──────── Raw records

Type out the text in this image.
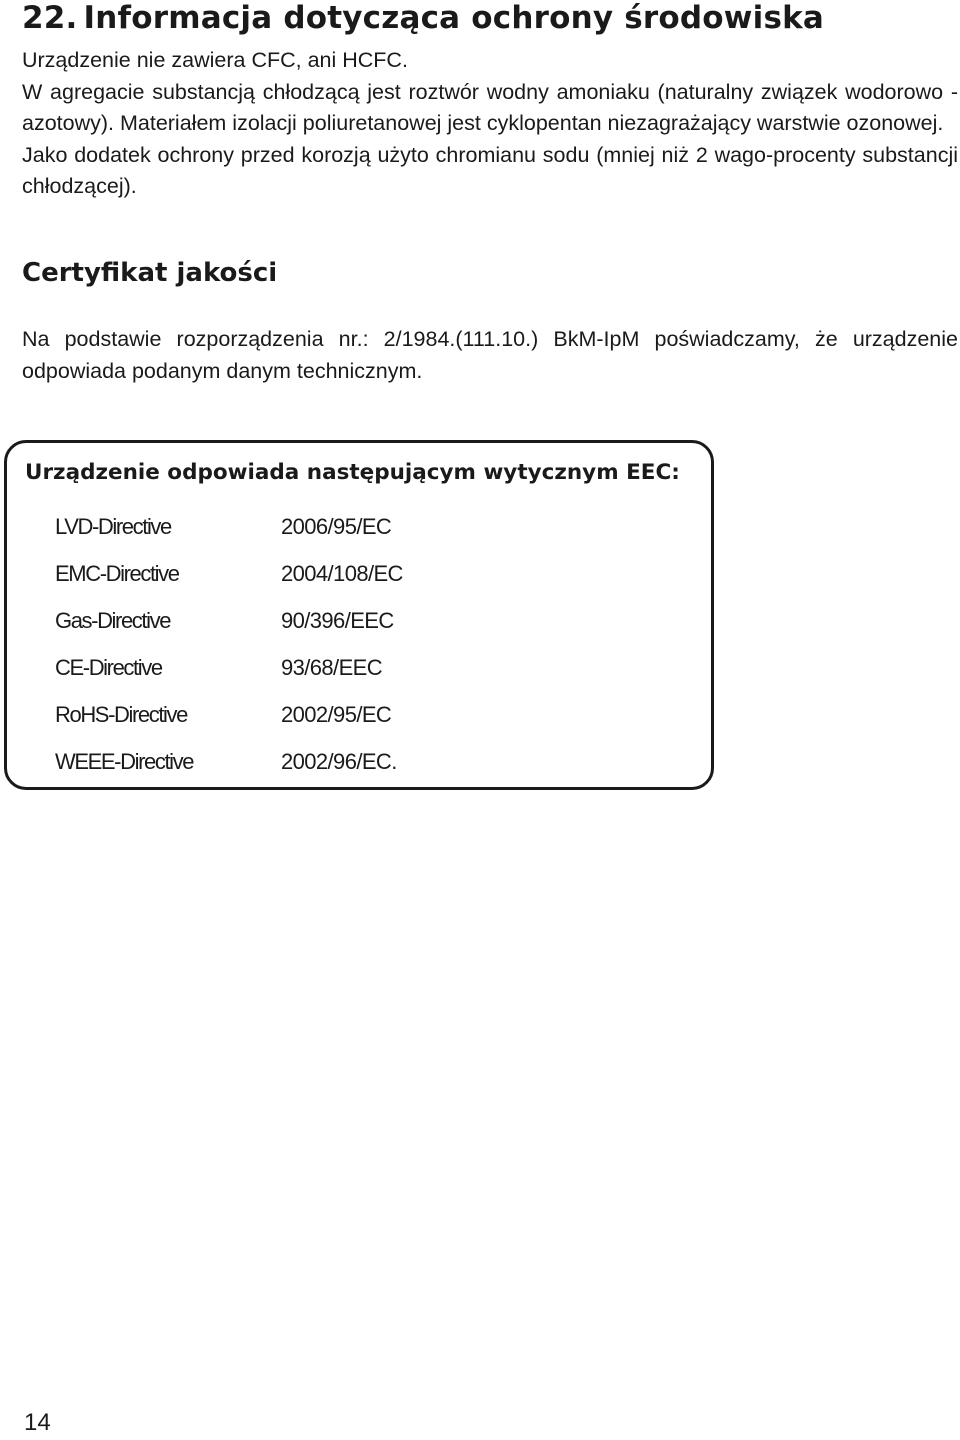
22. Informacja dotycząca ochrony środowiska
Urządzenie nie zawiera CFC, ani HCFC.
W agregacie substancją chłodzącą jest roztwór wodny amoniaku (naturalny związek wodorowo - azotowy). Materiałem izolacji poliuretanowej jest cyklopentan niezagrażający warstwie ozonowej.
Jako dodatek ochrony przed korozją użyto chromianu sodu (mniej niż 2 wago-procenty substancji chłodzącej).
Certyfikat jakości
Na podstawie rozporządzenia nr.: 2/1984.(111.10.) BkM-IpM poświadczamy, że urządzenie odpowiada podanym danym technicznym.
Urządzenie odpowiada następującym wytycznym EEC:
LVD-Directive	2006/95/EC
EMC-Directive	2004/108/EC
Gas-Directive	90/396/EEC
CE-Directive	93/68/EEC
RoHS-Directive	2002/95/EC
WEEE-Directive	2002/96/EC.
14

────────────────

Every line should be retyped exactly, with the pictures omitted.

Type out the text in this image.
22. Informacja dotycząca ochrony środowiska
Urządzenie nie zawiera CFC, ani HCFC.
W agregacie substancją chłodzącą jest roztwór wodny amoniaku (naturalny związek wodorowo - azotowy). Materiałem izolacji poliuretanowej jest cyklopentan niezagrażający warstwie ozonowej.
Jako dodatek ochrony przed korozją użyto chromianu sodu (mniej niż 2 wago-procenty substancji chłodzącej).
Certyfikat jakości
Na podstawie rozporządzenia nr.: 2/1984.(111.10.) BkM-IpM poświadczamy, że urządzenie odpowiada podanym danym technicznym.
Urządzenie odpowiada następującym wytycznym EEC:
LVD-Directive	2006/95/EC
EMC-Directive	2004/108/EC
Gas-Directive	90/396/EEC
CE-Directive	93/68/EEC
RoHS-Directive	2002/95/EC
WEEE-Directive	2002/96/EC.
14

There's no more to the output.